**PROBLEM REQUIREMENTS:** Print all of the entries exactly, minus the pictures.

□ □ □ □

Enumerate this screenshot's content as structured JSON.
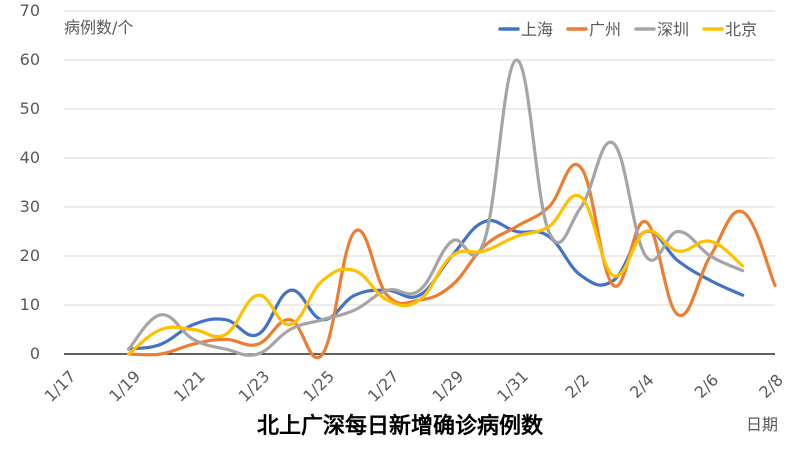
{
  "chart_data": {
    "type": "line",
    "title": "北上广深每日新增确诊病例数",
    "ylabel": "病例数/个",
    "xlabel": "日期",
    "ylim": [
      0,
      70
    ],
    "yticks": [
      0,
      10,
      20,
      30,
      40,
      50,
      60,
      70
    ],
    "x_categories": [
      "1/17",
      "1/18",
      "1/19",
      "1/20",
      "1/21",
      "1/22",
      "1/23",
      "1/24",
      "1/25",
      "1/26",
      "1/27",
      "1/28",
      "1/29",
      "1/30",
      "1/31",
      "2/1",
      "2/2",
      "2/3",
      "2/4",
      "2/5",
      "2/6",
      "2/7",
      "2/8"
    ],
    "x_tick_labels": [
      "1/17",
      "1/19",
      "1/21",
      "1/23",
      "1/25",
      "1/27",
      "1/29",
      "1/31",
      "2/2",
      "2/4",
      "2/6",
      "2/8"
    ],
    "grid": true,
    "legend_position": "top-right",
    "series": [
      {
        "name": "上海",
        "color": "#4472C4",
        "start": "1/19",
        "values": [
          1,
          2,
          6,
          7,
          4,
          13,
          7,
          12,
          13,
          12,
          20,
          27,
          25,
          24,
          16,
          15,
          25,
          19,
          15,
          12
        ]
      },
      {
        "name": "广州",
        "color": "#ED7D31",
        "start": "1/19",
        "values": [
          0,
          0,
          2,
          3,
          2,
          7,
          0,
          25,
          12,
          11,
          14,
          22,
          26,
          30,
          38,
          14,
          27,
          8,
          20,
          29,
          14
        ]
      },
      {
        "name": "深圳",
        "color": "#A5A5A5",
        "start": "1/19",
        "values": [
          1,
          8,
          3,
          1,
          0,
          5,
          7,
          9,
          13,
          13,
          23,
          23,
          60,
          25,
          30,
          43,
          20,
          25,
          20,
          17
        ]
      },
      {
        "name": "北京",
        "color": "#FFC000",
        "start": "1/19",
        "values": [
          0,
          5,
          5,
          4,
          12,
          6,
          15,
          17,
          11,
          11,
          20,
          21,
          24,
          26,
          32,
          16,
          25,
          21,
          23,
          18
        ]
      }
    ]
  }
}
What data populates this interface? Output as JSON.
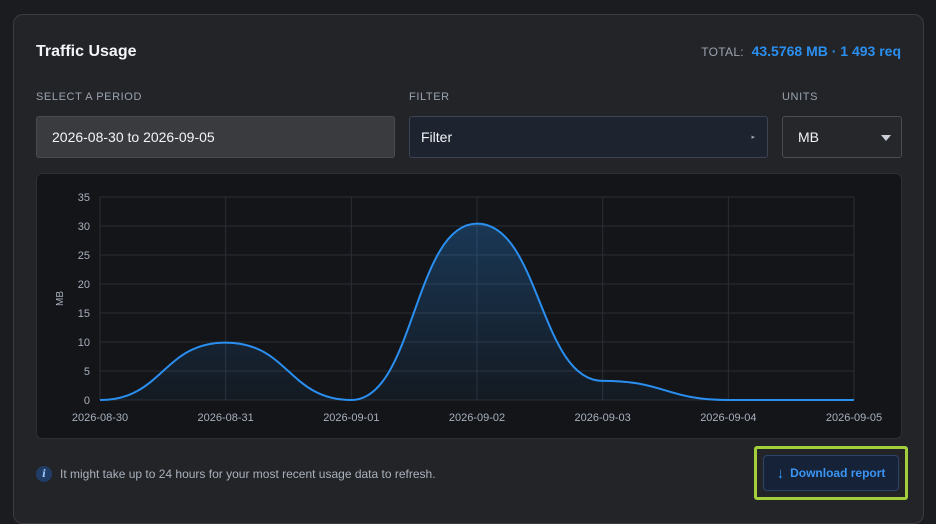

□ □ □ □

**TASK ANSWER:**
Enumerate this screenshot's content as structured JSON.
{
  "chart_data": {
    "type": "line",
    "title": "北上广深每日新增确诊病例数",
    "ylabel": "病例数/个",
    "xlabel": "日期",
    "ylim": [
      0,
      70
    ],
    "yticks": [
      0,
      10,
      20,
      30,
      40,
      50,
      60,
      70
    ],
    "x_categories": [
      "1/17",
      "1/18",
      "1/19",
      "1/20",
      "1/21",
      "1/22",
      "1/23",
      "1/24",
      "1/25",
      "1/26",
      "1/27",
      "1/28",
      "1/29",
      "1/30",
      "1/31",
      "2/1",
      "2/2",
      "2/3",
      "2/4",
      "2/5",
      "2/6",
      "2/7",
      "2/8"
    ],
    "x_tick_labels": [
      "1/17",
      "1/19",
      "1/21",
      "1/23",
      "1/25",
      "1/27",
      "1/29",
      "1/31",
      "2/2",
      "2/4",
      "2/6",
      "2/8"
    ],
    "grid": true,
    "legend_position": "top-right",
    "series": [
      {
        "name": "上海",
        "color": "#4472C4",
        "start": "1/19",
        "values": [
          1,
          2,
          6,
          7,
          4,
          13,
          7,
          12,
          13,
          12,
          20,
          27,
          25,
          24,
          16,
          15,
          25,
          19,
          15,
          12
        ]
      },
      {
        "name": "广州",
        "color": "#ED7D31",
        "start": "1/19",
        "values": [
          0,
          0,
          2,
          3,
          2,
          7,
          0,
          25,
          12,
          11,
          14,
          22,
          26,
          30,
          38,
          14,
          27,
          8,
          20,
          29,
          14
        ]
      },
      {
        "name": "深圳",
        "color": "#A5A5A5",
        "start": "1/19",
        "values": [
          1,
          8,
          3,
          1,
          0,
          5,
          7,
          9,
          13,
          13,
          23,
          23,
          60,
          25,
          30,
          43,
          20,
          25,
          20,
          17
        ]
      },
      {
        "name": "北京",
        "color": "#FFC000",
        "start": "1/19",
        "values": [
          0,
          5,
          5,
          4,
          12,
          6,
          15,
          17,
          11,
          11,
          20,
          21,
          24,
          26,
          32,
          16,
          25,
          21,
          23,
          18
        ]
      }
    ]
  }
}
What data populates this interface? Output as JSON.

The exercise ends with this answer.